→ **Aim**
Lines holding the string "如图所示" are the ones to copy from this listing.

→ **Information given**
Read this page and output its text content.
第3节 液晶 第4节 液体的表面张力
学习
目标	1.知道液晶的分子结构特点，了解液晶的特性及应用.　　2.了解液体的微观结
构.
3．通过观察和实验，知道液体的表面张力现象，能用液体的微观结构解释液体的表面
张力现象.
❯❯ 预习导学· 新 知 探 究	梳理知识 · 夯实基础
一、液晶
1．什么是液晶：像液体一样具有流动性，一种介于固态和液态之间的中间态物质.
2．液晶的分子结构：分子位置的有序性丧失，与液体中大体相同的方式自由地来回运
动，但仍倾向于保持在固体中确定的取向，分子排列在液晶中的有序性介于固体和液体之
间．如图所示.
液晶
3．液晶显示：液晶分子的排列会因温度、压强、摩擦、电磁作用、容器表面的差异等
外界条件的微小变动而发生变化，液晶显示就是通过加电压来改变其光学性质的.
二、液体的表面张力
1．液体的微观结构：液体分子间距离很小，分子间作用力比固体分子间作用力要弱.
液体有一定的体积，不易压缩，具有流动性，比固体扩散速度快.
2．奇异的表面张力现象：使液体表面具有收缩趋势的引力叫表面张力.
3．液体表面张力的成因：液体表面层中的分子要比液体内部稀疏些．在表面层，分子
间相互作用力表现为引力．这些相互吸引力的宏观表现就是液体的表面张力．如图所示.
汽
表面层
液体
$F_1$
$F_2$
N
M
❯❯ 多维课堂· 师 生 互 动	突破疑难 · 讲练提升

→ **Written response**
间．如图所示.
间相互作用力表现为引力．这些相互吸引力的宏观表现就是液体的表面张力．如图所示.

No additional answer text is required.